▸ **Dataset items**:
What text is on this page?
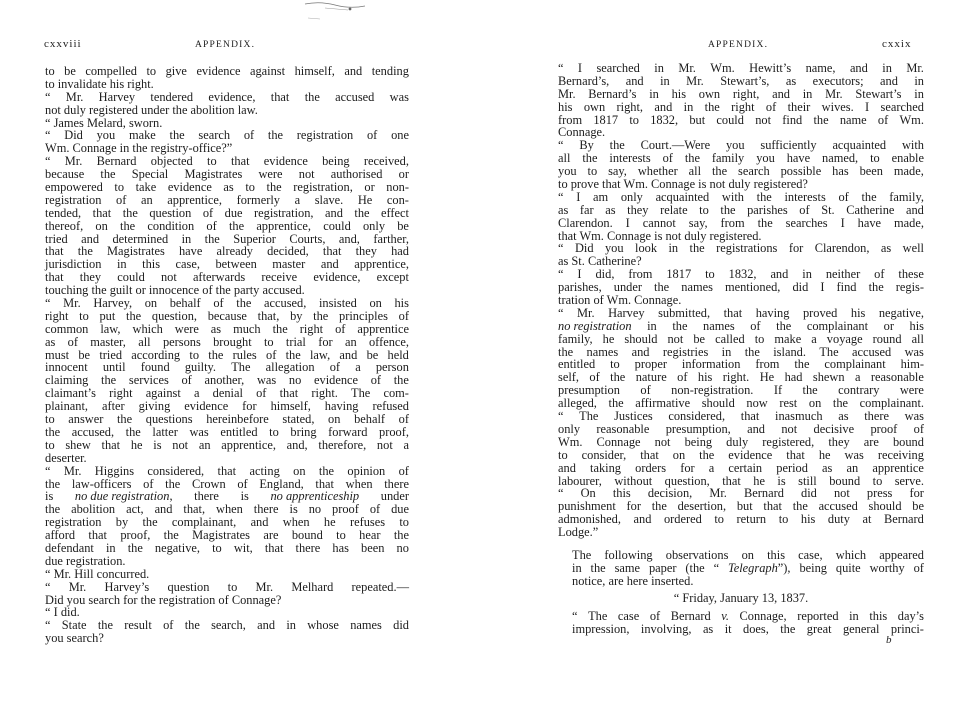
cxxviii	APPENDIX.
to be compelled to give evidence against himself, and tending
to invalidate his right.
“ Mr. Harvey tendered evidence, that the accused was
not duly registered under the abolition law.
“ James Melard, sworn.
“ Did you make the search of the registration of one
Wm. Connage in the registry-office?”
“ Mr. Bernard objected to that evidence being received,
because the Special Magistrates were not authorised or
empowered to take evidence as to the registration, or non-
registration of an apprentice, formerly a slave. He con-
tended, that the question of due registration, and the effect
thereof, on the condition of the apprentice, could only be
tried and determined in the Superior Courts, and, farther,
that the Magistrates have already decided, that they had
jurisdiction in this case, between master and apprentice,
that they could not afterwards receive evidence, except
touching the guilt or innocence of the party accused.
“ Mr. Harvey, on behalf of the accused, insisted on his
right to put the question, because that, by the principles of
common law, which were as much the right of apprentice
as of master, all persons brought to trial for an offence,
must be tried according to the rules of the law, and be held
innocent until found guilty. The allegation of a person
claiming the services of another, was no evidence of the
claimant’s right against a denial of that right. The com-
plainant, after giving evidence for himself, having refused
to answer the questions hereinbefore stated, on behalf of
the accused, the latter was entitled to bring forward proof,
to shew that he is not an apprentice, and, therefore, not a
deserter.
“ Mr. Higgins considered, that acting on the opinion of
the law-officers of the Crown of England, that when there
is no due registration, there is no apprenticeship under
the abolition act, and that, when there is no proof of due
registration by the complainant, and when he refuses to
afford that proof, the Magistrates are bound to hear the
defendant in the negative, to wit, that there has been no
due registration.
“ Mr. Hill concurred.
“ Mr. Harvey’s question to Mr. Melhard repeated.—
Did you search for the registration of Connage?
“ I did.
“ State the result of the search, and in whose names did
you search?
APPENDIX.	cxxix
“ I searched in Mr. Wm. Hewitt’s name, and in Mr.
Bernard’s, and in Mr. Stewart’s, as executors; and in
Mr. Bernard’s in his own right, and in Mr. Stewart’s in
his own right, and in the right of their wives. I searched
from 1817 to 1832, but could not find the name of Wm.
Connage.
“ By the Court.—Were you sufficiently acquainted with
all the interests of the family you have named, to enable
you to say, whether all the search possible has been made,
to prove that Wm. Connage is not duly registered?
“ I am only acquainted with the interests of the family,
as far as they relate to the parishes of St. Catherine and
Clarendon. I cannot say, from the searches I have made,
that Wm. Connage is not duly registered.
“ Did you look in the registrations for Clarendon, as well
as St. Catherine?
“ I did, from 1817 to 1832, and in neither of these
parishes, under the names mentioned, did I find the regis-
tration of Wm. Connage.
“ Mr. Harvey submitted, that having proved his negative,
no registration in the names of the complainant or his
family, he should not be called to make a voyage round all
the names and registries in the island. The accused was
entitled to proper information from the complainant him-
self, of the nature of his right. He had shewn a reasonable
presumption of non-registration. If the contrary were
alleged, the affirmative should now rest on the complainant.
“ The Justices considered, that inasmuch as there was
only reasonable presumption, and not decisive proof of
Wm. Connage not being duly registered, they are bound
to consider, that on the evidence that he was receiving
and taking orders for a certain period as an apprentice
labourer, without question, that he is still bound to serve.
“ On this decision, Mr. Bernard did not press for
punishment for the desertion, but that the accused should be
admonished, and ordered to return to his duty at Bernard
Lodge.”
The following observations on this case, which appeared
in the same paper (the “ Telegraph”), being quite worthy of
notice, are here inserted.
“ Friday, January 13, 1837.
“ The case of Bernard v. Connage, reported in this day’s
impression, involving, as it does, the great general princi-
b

--

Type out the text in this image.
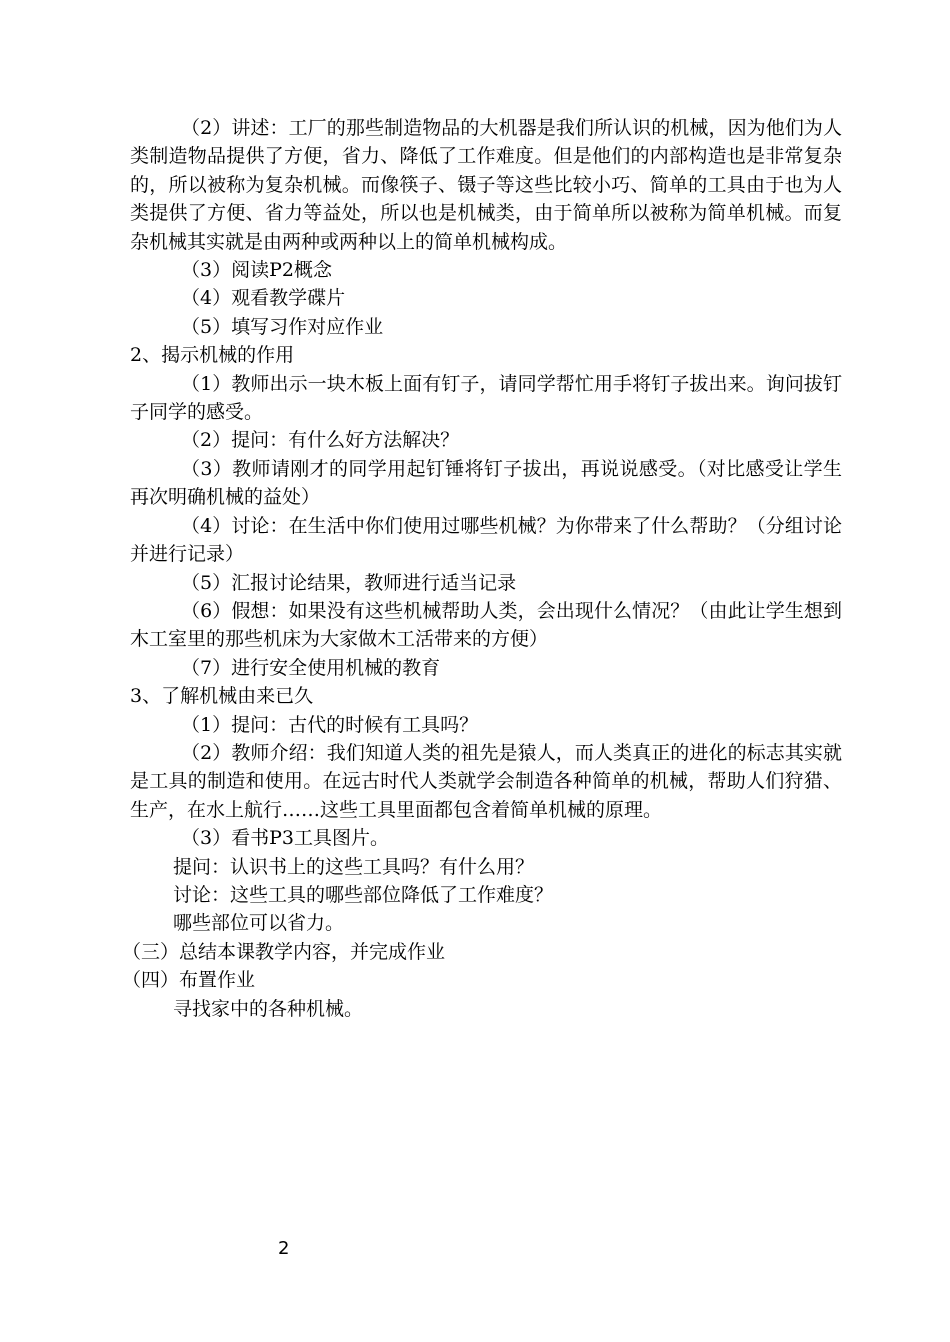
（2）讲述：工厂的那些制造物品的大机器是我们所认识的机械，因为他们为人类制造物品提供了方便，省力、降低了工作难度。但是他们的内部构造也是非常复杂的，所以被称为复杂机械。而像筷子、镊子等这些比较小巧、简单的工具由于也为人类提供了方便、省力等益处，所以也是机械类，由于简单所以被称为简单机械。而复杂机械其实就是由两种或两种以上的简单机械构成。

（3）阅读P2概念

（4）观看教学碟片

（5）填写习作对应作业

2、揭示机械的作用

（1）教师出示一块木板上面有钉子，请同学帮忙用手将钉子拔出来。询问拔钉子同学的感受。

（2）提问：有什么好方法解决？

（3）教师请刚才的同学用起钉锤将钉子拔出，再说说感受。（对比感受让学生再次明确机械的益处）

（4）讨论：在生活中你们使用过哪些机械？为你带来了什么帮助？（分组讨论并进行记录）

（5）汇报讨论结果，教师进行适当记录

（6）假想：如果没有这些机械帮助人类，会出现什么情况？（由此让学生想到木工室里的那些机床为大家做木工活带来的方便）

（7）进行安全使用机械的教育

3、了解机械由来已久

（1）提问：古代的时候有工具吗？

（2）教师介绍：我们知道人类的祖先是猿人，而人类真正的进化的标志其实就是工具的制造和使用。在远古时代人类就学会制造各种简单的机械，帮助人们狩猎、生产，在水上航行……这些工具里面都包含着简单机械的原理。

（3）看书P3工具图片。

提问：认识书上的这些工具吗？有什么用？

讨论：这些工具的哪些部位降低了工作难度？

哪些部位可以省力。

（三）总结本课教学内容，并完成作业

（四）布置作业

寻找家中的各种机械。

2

==

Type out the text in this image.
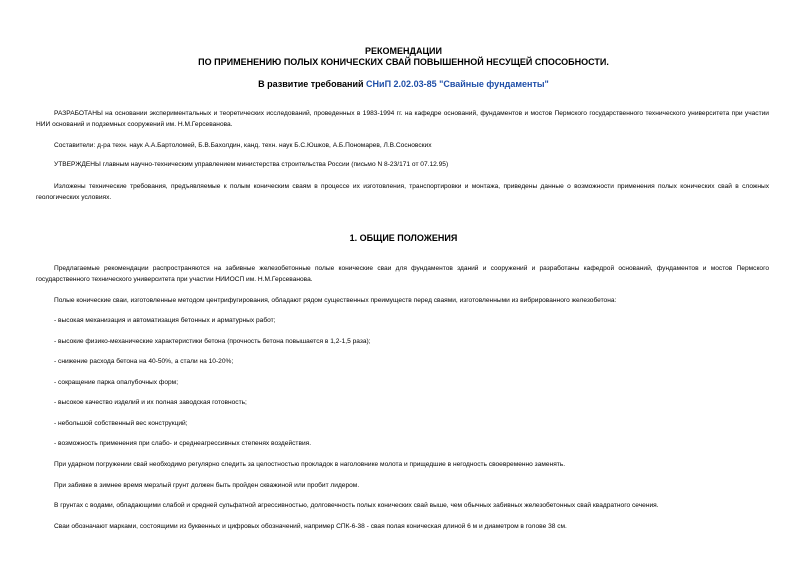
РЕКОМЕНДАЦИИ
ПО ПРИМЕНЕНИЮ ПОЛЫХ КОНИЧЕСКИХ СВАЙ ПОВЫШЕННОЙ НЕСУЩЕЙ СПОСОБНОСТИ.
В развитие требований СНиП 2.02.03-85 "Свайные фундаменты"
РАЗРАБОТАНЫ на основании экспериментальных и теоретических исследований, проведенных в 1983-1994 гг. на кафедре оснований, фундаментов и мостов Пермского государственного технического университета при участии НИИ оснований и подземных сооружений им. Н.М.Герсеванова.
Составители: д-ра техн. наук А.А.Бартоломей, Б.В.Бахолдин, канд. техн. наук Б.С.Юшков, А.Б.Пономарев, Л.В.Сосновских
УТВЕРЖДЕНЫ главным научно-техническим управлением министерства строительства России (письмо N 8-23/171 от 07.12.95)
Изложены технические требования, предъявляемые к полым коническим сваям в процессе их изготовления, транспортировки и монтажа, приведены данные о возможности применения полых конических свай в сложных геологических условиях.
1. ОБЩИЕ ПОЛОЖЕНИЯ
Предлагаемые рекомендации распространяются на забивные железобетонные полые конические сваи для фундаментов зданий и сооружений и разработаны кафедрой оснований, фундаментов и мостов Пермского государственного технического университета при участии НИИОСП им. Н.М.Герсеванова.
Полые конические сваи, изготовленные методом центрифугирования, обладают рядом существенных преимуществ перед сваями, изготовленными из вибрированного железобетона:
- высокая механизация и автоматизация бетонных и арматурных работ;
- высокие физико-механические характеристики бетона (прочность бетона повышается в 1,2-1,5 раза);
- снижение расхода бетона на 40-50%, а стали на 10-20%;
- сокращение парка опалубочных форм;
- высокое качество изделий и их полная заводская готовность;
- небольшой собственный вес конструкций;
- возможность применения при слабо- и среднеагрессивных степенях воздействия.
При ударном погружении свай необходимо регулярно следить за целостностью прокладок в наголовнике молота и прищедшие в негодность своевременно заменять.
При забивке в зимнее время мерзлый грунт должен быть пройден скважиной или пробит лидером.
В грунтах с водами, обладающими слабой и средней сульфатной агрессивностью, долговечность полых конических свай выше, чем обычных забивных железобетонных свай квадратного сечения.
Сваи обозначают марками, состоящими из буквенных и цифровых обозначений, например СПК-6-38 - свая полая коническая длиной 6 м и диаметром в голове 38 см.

▸ **SHORT EXERCISE**:
Copy each line of the listing in which the word "when" can be found.

▸ **CORRECT OUTPUT**:
the law-officers of the Crown of England, that when there
the abolition act, and that, when there is no proof of due
registration by the complainant, and when he refuses to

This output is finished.